◆ **EXERCISE DESCRIPTION**
The records are to be restated in their entirety, word for word.

◆ **DATA LINES**
● ● ● ● ●
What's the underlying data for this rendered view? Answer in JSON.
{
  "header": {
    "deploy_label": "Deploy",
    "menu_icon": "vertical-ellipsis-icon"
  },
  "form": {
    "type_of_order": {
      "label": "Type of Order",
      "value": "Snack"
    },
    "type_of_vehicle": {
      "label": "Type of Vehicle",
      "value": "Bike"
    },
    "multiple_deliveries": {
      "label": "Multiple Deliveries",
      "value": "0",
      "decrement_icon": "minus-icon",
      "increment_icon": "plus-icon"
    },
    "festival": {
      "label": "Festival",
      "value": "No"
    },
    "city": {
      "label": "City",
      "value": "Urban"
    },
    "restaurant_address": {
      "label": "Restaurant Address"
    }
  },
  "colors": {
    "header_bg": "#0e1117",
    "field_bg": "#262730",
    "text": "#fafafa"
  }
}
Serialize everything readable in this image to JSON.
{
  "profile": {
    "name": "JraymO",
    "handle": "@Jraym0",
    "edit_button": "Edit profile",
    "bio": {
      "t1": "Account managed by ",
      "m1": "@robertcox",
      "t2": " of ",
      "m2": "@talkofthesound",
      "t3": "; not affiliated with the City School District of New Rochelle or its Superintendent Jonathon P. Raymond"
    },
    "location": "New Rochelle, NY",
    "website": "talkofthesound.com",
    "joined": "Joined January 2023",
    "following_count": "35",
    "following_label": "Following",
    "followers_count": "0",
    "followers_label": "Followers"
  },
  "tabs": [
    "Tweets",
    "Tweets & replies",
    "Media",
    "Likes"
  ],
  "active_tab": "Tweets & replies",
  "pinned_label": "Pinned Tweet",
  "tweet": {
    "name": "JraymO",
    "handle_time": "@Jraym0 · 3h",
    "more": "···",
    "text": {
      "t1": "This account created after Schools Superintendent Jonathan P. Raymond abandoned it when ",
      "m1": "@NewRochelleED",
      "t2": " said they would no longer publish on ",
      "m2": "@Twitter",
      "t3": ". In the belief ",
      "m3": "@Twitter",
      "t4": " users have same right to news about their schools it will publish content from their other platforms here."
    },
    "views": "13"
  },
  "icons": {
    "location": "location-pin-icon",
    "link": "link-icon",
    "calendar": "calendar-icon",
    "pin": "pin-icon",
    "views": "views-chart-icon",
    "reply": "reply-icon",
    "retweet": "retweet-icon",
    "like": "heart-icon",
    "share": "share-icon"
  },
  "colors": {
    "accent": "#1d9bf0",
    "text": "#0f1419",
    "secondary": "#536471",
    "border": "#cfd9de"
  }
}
● ● ● ● ●
◆ **PROBLEM SOLUTION**
What's the underlying data for this rendered view? Answer in JSON.
{
  "header": {
    "deploy_label": "Deploy",
    "menu_icon": "vertical-ellipsis-icon"
  },
  "form": {
    "type_of_order": {
      "label": "Type of Order",
      "value": "Snack"
    },
    "type_of_vehicle": {
      "label": "Type of Vehicle",
      "value": "Bike"
    },
    "multiple_deliveries": {
      "label": "Multiple Deliveries",
      "value": "0",
      "decrement_icon": "minus-icon",
      "increment_icon": "plus-icon"
    },
    "festival": {
      "label": "Festival",
      "value": "No"
    },
    "city": {
      "label": "City",
      "value": "Urban"
    },
    "restaurant_address": {
      "label": "Restaurant Address"
    }
  },
  "colors": {
    "header_bg": "#0e1117",
    "field_bg": "#262730",
    "text": "#fafafa"
  }
}
Serialize everything readable in this image to JSON.
{
  "profile": {
    "name": "JraymO",
    "handle": "@Jraym0",
    "edit_button": "Edit profile",
    "bio": {
      "t1": "Account managed by ",
      "m1": "@robertcox",
      "t2": " of ",
      "m2": "@talkofthesound",
      "t3": "; not affiliated with the City School District of New Rochelle or its Superintendent Jonathon P. Raymond"
    },
    "location": "New Rochelle, NY",
    "website": "talkofthesound.com",
    "joined": "Joined January 2023",
    "following_count": "35",
    "following_label": "Following",
    "followers_count": "0",
    "followers_label": "Followers"
  },
  "tabs": [
    "Tweets",
    "Tweets & replies",
    "Media",
    "Likes"
  ],
  "active_tab": "Tweets & replies",
  "pinned_label": "Pinned Tweet",
  "tweet": {
    "name": "JraymO",
    "handle_time": "@Jraym0 · 3h",
    "more": "···",
    "text": {
      "t1": "This account created after Schools Superintendent Jonathan P. Raymond abandoned it when ",
      "m1": "@NewRochelleED",
      "t2": " said they would no longer publish on ",
      "m2": "@Twitter",
      "t3": ". In the belief ",
      "m3": "@Twitter",
      "t4": " users have same right to news about their schools it will publish content from their other platforms here."
    },
    "views": "13"
  },
  "icons": {
    "location": "location-pin-icon",
    "link": "link-icon",
    "calendar": "calendar-icon",
    "pin": "pin-icon",
    "views": "views-chart-icon",
    "reply": "reply-icon",
    "retweet": "retweet-icon",
    "like": "heart-icon",
    "share": "share-icon"
  },
  "colors": {
    "accent": "#1d9bf0",
    "text": "#0f1419",
    "secondary": "#536471",
    "border": "#cfd9de"
  }
}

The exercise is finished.